**Extracted records**
======
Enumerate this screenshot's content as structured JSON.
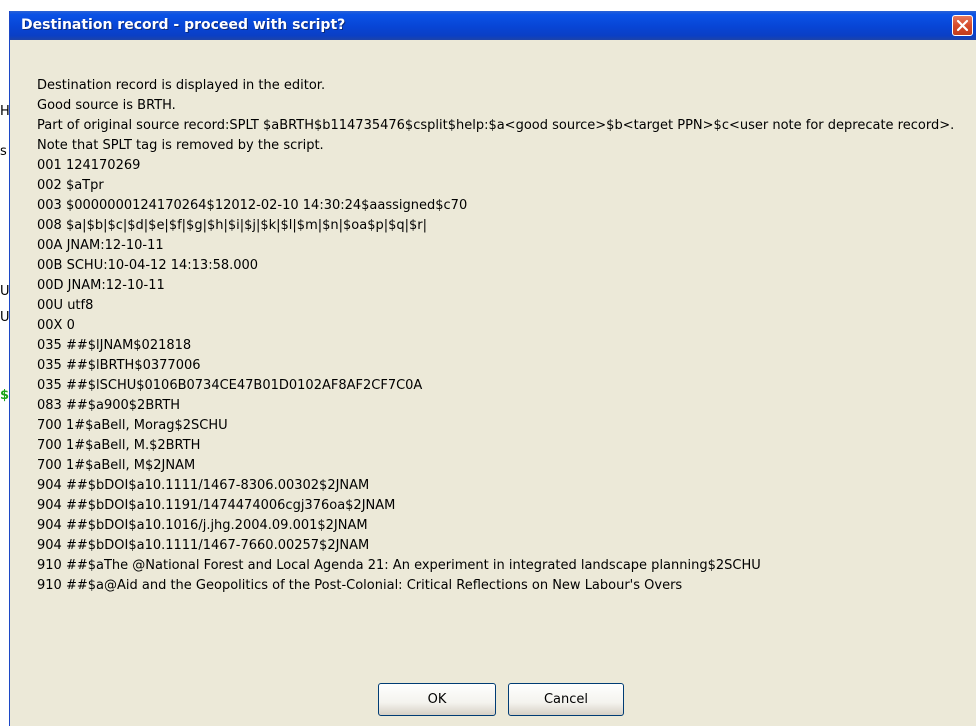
{
  "background": {
    "fragments": [
      "H",
      "s",
      "U",
      "U",
      "$"
    ]
  },
  "dialog": {
    "title": "Destination record - proceed with script?",
    "close_label": "X",
    "message_lines": [
      "Destination record is displayed in the editor.",
      "Good source is BRTH.",
      "Part of original source record:SPLT $aBRTH$b114735476$csplit$help:$a<good source>$b<target PPN>$c<user note for deprecate record>. Note that SPLT tag is removed by the script.",
      "001 124170269",
      "002 $aTpr",
      "003 $0000000124170264$12012-02-10 14:30:24$aassigned$c70",
      "008 $a|$b|$c|$d|$e|$f|$g|$h|$i|$j|$k|$l|$m|$n|$oa$p|$q|$r|",
      "00A JNAM:12-10-11",
      "00B SCHU:10-04-12 14:13:58.000",
      "00D JNAM:12-10-11",
      "00U utf8",
      "00X 0",
      "035 ##$lJNAM$021818",
      "035 ##$lBRTH$0377006",
      "035 ##$lSCHU$0106B0734CE47B01D0102AF8AF2CF7C0A",
      "083 ##$a900$2BRTH",
      "700 1#$aBell, Morag$2SCHU",
      "700 1#$aBell, M.$2BRTH",
      "700 1#$aBell, M$2JNAM",
      "904 ##$bDOI$a10.1111/1467-8306.00302$2JNAM",
      "904 ##$bDOI$a10.1191/1474474006cgj376oa$2JNAM",
      "904 ##$bDOI$a10.1016/j.jhg.2004.09.001$2JNAM",
      "904 ##$bDOI$a10.1111/1467-7660.00257$2JNAM",
      "910 ##$aThe @National Forest and Local Agenda 21: An experiment in integrated landscape planning$2SCHU",
      "910 ##$a@Aid and the Geopolitics of the Post-Colonial: Critical Reflections on New Labour's Overs"
    ],
    "buttons": {
      "ok": "OK",
      "cancel": "Cancel"
    }
  },
  "colors": {
    "titlebar": "#0845d5",
    "dialog_bg": "#ece9d8",
    "close_btn": "#d64b2b"
  }
}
======
**Given exercise**
Transcribe the records above exactly, omitting every picture they contain.

**Complete output**
Enumerate this screenshot's content as structured JSON.
{
  "background": {
    "fragments": [
      "H",
      "s",
      "U",
      "U",
      "$"
    ]
  },
  "dialog": {
    "title": "Destination record - proceed with script?",
    "close_label": "X",
    "message_lines": [
      "Destination record is displayed in the editor.",
      "Good source is BRTH.",
      "Part of original source record:SPLT $aBRTH$b114735476$csplit$help:$a<good source>$b<target PPN>$c<user note for deprecate record>. Note that SPLT tag is removed by the script.",
      "001 124170269",
      "002 $aTpr",
      "003 $0000000124170264$12012-02-10 14:30:24$aassigned$c70",
      "008 $a|$b|$c|$d|$e|$f|$g|$h|$i|$j|$k|$l|$m|$n|$oa$p|$q|$r|",
      "00A JNAM:12-10-11",
      "00B SCHU:10-04-12 14:13:58.000",
      "00D JNAM:12-10-11",
      "00U utf8",
      "00X 0",
      "035 ##$lJNAM$021818",
      "035 ##$lBRTH$0377006",
      "035 ##$lSCHU$0106B0734CE47B01D0102AF8AF2CF7C0A",
      "083 ##$a900$2BRTH",
      "700 1#$aBell, Morag$2SCHU",
      "700 1#$aBell, M.$2BRTH",
      "700 1#$aBell, M$2JNAM",
      "904 ##$bDOI$a10.1111/1467-8306.00302$2JNAM",
      "904 ##$bDOI$a10.1191/1474474006cgj376oa$2JNAM",
      "904 ##$bDOI$a10.1016/j.jhg.2004.09.001$2JNAM",
      "904 ##$bDOI$a10.1111/1467-7660.00257$2JNAM",
      "910 ##$aThe @National Forest and Local Agenda 21: An experiment in integrated landscape planning$2SCHU",
      "910 ##$a@Aid and the Geopolitics of the Post-Colonial: Critical Reflections on New Labour's Overs"
    ],
    "buttons": {
      "ok": "OK",
      "cancel": "Cancel"
    }
  },
  "colors": {
    "titlebar": "#0845d5",
    "dialog_bg": "#ece9d8",
    "close_btn": "#d64b2b"
  }
}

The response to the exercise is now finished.